[Records from a collection]
——————

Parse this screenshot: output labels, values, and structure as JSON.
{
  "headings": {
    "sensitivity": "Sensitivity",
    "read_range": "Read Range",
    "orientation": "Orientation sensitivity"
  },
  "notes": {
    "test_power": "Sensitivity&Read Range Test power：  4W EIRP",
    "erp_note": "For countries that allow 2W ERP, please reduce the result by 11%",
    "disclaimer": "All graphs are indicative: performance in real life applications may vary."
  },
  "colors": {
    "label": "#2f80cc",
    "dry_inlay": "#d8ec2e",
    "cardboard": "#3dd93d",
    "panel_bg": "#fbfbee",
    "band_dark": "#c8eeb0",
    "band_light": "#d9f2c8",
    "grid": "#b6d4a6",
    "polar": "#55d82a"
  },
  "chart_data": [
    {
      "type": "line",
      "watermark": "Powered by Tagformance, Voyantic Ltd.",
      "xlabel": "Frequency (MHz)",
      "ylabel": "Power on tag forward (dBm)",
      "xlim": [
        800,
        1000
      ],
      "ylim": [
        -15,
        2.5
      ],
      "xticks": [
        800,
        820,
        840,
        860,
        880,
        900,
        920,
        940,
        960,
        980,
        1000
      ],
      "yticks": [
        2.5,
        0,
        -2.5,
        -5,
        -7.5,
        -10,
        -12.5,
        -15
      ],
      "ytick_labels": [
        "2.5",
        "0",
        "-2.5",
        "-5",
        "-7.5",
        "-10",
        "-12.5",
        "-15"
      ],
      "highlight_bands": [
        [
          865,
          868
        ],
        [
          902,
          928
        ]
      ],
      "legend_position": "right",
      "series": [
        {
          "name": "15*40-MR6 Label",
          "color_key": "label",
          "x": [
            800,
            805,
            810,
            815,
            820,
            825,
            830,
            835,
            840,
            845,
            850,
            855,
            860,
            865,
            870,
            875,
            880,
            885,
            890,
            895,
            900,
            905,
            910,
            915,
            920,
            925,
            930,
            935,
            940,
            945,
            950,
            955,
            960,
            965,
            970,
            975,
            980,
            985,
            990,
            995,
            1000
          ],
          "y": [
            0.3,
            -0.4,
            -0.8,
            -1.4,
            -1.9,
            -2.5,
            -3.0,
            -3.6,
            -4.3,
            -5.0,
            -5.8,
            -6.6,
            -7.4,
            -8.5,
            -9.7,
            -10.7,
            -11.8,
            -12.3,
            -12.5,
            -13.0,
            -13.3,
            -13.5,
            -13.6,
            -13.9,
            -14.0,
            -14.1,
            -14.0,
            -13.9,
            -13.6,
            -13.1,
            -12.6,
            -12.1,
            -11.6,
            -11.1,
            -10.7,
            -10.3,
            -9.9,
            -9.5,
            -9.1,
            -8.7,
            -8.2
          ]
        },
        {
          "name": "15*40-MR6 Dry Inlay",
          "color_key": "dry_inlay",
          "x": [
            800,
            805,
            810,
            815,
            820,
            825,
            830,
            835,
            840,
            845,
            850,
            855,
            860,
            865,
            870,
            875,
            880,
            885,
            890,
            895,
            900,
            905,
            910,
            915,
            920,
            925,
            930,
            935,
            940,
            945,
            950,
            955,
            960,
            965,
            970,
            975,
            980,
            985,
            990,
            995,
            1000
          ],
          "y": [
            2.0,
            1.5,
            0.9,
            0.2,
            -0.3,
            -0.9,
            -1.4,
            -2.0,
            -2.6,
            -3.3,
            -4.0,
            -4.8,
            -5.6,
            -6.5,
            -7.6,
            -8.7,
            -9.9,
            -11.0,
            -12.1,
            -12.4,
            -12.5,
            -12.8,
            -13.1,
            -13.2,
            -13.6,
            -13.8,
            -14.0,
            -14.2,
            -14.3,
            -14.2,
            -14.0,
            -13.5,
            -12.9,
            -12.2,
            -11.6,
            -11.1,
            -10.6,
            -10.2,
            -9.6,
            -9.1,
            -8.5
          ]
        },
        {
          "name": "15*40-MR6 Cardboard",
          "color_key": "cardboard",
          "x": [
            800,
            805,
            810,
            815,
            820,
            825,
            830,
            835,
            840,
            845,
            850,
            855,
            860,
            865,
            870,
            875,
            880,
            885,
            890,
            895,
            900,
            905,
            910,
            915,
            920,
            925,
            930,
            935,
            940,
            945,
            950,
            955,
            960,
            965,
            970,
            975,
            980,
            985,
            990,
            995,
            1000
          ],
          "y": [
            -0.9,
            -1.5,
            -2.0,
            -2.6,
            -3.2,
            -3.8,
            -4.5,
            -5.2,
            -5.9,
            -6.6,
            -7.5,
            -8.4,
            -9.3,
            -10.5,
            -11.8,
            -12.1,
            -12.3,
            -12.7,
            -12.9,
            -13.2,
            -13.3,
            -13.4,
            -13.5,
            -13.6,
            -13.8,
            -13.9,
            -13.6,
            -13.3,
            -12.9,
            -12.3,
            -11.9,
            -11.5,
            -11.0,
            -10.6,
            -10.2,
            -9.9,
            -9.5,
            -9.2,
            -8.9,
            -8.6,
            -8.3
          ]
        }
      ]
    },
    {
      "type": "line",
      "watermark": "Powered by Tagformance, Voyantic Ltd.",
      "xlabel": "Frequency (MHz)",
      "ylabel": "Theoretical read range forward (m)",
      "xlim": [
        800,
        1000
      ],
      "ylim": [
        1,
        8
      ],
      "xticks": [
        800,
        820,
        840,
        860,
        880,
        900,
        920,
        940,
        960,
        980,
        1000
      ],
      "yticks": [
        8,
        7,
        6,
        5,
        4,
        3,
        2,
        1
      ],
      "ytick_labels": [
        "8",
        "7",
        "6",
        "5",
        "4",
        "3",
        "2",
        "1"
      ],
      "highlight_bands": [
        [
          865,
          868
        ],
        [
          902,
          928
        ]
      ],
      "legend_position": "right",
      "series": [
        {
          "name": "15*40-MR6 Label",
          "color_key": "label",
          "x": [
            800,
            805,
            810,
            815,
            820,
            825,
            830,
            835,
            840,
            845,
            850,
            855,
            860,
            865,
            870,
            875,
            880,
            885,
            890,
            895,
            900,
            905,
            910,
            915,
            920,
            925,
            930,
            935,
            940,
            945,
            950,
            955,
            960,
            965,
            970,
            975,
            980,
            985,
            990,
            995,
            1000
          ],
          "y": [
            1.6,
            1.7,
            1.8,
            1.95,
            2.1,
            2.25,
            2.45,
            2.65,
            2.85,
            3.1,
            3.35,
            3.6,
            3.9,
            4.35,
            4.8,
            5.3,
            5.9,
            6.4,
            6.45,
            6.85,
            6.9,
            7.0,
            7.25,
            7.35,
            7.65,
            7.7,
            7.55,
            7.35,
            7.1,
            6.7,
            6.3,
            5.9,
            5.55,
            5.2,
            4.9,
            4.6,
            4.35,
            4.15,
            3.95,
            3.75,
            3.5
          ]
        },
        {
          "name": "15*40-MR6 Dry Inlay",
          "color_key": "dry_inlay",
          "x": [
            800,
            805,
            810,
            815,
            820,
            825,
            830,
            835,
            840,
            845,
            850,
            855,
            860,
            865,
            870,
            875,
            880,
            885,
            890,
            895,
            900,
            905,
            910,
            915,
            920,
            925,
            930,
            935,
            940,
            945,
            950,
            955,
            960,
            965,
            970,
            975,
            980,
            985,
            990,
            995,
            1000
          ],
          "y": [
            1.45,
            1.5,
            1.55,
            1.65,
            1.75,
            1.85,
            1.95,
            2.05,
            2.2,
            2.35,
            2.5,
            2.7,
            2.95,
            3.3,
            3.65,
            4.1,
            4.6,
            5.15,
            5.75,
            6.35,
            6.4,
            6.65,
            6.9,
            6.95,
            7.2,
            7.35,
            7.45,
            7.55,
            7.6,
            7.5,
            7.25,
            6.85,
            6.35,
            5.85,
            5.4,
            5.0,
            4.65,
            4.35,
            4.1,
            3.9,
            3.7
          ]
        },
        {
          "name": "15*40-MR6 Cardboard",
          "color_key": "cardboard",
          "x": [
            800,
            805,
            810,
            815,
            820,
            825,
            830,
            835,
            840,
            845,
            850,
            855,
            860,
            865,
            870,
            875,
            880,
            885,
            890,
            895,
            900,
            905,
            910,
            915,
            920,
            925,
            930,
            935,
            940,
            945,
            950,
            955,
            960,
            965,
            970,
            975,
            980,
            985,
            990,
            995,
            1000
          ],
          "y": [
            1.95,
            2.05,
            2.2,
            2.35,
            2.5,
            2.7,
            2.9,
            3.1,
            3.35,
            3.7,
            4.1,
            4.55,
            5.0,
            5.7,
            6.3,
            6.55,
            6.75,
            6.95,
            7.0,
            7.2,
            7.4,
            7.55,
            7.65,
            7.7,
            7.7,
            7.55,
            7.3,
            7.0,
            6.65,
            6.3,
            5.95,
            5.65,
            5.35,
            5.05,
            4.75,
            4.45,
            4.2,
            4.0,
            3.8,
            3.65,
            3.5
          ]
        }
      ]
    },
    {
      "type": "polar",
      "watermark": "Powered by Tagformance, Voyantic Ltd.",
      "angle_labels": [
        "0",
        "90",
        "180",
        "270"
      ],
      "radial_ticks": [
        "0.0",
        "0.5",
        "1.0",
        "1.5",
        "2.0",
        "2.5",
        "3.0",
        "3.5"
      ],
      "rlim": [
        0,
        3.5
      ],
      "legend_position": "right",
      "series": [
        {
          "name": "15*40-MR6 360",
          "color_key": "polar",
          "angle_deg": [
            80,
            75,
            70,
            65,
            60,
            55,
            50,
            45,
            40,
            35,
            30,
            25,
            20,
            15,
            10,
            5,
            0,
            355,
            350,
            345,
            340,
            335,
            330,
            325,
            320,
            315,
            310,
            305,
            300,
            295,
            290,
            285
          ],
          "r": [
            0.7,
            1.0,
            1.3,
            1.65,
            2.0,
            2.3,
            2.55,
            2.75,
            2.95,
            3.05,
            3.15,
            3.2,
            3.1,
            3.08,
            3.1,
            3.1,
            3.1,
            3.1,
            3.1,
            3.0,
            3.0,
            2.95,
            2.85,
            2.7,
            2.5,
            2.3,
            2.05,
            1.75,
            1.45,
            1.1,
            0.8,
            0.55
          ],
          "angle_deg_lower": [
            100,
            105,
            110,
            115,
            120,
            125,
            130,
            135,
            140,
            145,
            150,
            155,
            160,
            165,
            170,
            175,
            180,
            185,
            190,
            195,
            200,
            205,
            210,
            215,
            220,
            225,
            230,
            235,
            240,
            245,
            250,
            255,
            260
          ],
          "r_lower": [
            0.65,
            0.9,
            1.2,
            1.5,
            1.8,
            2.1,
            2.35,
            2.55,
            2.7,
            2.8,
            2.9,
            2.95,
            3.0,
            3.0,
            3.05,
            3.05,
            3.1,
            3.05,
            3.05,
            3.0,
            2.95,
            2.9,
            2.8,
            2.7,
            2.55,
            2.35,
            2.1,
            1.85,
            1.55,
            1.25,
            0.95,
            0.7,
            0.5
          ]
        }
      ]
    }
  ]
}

——————

Pull out every line in the material above where "polar" occurs.

◆ Answer to the problem ◆
    "polar": "#55d82a"
      "type": "polar",
          "color_key": "polar",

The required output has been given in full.